* _EXERCISE GOAL_
Go through the entries below and collect each line with the string "this" in it.

════════════════

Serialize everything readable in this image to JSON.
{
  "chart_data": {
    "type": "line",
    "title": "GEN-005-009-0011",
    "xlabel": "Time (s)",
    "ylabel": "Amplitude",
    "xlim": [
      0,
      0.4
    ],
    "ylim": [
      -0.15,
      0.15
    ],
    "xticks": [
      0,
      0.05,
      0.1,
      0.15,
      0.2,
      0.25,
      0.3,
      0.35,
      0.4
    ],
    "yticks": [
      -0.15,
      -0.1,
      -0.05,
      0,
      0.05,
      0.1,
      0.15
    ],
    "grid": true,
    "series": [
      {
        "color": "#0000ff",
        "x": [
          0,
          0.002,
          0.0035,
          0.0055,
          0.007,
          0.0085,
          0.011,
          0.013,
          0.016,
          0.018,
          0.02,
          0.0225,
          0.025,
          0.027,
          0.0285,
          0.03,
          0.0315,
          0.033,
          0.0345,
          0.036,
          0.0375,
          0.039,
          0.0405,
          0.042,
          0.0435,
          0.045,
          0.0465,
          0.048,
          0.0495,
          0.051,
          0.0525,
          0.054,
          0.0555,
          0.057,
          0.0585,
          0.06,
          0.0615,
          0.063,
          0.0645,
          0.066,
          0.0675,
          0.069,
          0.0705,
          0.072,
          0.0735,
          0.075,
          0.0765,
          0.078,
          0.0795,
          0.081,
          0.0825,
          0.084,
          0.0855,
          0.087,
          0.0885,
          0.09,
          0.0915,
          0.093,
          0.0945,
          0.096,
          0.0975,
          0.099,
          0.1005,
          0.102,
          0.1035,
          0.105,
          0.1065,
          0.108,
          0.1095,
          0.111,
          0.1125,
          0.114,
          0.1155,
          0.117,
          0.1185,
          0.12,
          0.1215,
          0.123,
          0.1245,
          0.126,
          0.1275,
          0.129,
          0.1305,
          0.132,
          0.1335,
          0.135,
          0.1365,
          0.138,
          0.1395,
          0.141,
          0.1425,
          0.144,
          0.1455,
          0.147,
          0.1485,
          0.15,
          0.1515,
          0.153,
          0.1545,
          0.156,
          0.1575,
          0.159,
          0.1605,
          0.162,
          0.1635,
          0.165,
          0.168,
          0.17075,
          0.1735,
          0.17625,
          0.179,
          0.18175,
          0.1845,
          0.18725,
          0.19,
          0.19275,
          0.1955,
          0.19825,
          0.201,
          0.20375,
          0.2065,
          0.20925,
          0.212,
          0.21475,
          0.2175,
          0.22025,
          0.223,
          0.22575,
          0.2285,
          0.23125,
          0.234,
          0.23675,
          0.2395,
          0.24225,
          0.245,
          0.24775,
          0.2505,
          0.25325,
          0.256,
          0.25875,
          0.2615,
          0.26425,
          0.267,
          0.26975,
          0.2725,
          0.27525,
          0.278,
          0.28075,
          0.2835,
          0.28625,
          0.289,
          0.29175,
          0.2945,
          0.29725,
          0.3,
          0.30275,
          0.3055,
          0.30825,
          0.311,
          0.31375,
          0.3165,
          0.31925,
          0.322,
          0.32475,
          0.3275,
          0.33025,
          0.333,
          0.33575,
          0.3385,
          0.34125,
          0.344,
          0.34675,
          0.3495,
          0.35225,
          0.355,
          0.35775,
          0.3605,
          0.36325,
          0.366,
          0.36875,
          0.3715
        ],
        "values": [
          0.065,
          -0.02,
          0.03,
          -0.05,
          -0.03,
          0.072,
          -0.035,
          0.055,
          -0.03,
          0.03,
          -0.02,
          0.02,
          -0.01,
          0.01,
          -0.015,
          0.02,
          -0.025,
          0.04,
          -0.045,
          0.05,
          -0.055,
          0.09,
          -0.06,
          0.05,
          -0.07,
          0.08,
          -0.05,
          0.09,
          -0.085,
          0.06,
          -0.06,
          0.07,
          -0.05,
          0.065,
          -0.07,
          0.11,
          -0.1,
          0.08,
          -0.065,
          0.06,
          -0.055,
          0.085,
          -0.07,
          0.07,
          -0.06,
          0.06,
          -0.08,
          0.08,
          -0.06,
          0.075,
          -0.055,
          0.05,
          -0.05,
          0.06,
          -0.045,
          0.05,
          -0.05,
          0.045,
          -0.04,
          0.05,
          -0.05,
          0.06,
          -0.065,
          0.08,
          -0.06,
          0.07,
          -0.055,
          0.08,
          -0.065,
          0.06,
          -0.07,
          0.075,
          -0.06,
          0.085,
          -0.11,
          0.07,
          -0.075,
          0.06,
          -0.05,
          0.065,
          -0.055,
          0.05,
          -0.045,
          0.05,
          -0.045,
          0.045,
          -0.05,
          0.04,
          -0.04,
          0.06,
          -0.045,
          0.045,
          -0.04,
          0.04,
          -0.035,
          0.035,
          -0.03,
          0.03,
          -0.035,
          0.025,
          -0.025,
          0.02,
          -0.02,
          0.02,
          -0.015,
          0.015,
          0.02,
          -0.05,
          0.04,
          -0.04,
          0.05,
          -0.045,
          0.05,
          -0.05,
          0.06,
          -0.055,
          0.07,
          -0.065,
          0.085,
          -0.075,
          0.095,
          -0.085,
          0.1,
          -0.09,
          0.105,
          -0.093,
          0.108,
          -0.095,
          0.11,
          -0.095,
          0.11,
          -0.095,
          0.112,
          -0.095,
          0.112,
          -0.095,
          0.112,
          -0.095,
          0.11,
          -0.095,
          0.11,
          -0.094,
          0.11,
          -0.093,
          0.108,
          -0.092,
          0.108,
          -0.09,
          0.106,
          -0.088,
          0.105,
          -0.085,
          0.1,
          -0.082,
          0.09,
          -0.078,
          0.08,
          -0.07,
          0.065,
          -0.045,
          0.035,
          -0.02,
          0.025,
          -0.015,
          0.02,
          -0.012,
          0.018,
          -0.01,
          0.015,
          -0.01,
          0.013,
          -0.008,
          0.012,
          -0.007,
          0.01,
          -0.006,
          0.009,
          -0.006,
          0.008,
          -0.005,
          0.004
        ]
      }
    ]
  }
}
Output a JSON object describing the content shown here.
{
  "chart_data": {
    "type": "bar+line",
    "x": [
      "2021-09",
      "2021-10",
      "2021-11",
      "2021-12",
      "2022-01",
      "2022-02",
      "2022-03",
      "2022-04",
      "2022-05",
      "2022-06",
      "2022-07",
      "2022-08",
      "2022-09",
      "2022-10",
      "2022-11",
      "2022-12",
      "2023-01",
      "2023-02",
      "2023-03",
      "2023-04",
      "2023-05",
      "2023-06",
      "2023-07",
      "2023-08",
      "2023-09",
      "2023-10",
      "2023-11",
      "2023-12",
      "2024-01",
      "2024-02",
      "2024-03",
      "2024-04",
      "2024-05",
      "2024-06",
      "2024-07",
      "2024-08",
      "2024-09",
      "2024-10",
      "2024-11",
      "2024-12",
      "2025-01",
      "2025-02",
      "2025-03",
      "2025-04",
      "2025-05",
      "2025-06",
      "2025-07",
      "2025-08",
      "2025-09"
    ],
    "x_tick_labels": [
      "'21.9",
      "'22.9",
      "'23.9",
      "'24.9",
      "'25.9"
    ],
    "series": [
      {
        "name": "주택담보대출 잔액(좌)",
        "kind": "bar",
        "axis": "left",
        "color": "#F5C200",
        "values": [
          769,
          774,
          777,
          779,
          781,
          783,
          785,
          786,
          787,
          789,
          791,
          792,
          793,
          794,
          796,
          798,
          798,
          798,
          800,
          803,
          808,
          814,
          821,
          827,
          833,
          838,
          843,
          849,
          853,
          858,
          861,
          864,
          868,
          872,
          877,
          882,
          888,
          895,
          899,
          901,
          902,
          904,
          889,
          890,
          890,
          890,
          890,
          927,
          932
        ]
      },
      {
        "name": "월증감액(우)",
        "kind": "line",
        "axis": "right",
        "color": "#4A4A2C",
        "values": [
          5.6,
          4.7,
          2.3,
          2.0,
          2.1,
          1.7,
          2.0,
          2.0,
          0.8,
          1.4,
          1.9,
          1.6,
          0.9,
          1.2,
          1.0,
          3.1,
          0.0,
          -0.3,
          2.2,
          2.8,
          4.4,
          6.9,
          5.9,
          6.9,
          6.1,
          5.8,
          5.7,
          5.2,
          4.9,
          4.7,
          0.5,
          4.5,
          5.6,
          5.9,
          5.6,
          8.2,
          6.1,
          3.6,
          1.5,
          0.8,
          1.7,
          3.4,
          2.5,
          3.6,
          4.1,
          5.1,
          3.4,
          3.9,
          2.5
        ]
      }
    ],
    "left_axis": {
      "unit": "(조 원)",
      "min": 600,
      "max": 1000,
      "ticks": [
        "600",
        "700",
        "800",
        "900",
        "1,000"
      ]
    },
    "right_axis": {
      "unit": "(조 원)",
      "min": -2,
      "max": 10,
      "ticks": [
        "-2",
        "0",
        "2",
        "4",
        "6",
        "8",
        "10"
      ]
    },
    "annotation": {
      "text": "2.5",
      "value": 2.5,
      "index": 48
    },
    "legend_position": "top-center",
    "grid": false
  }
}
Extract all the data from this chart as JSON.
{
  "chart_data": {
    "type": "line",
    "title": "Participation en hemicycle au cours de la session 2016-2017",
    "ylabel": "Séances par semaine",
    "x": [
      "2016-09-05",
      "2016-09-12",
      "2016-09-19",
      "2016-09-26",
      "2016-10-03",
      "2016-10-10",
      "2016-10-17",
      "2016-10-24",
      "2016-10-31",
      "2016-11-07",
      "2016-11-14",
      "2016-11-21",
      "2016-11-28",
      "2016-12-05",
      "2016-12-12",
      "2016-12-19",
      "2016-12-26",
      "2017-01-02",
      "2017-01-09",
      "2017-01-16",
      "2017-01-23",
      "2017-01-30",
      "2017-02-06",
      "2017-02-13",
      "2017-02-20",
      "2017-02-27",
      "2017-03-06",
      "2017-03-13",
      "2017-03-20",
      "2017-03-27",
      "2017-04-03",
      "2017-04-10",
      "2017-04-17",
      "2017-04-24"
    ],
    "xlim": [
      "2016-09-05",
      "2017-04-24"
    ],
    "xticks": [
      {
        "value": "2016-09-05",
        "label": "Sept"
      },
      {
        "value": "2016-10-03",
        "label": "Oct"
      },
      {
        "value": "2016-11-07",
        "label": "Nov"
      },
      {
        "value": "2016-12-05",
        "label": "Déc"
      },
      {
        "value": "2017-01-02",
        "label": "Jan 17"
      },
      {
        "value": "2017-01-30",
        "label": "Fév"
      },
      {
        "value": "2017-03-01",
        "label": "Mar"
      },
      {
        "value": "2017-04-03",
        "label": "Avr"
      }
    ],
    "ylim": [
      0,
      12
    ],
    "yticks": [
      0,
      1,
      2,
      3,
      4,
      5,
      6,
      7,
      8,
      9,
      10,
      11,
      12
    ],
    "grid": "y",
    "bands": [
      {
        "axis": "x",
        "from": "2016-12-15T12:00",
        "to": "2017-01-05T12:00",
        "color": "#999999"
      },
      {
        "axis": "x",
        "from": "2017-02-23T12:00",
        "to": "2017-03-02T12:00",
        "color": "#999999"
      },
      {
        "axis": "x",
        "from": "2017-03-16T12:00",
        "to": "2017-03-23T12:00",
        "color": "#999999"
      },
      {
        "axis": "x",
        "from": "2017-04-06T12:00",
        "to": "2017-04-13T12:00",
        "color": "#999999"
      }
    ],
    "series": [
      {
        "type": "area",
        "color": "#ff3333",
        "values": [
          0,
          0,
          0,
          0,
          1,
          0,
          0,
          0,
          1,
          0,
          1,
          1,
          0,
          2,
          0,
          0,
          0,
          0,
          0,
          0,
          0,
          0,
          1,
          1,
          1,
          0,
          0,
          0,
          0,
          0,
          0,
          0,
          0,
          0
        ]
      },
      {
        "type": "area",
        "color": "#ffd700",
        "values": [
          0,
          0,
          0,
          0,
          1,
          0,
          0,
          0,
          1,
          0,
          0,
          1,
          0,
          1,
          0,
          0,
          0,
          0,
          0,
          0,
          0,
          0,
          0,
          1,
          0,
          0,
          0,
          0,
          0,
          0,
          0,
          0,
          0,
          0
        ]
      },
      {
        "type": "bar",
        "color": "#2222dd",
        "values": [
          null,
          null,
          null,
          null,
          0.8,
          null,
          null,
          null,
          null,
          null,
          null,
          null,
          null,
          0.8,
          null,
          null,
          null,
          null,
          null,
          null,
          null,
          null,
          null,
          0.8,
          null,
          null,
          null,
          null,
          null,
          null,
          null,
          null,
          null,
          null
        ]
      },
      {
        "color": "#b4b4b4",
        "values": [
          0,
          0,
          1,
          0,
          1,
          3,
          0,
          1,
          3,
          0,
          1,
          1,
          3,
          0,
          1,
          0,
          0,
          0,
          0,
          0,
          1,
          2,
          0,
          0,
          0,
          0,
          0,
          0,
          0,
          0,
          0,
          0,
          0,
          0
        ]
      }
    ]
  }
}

════════════════

* _WRITTEN ANSWER_
Serialize everything readable in this image to JSON.
Extract all the data from this chart as JSON.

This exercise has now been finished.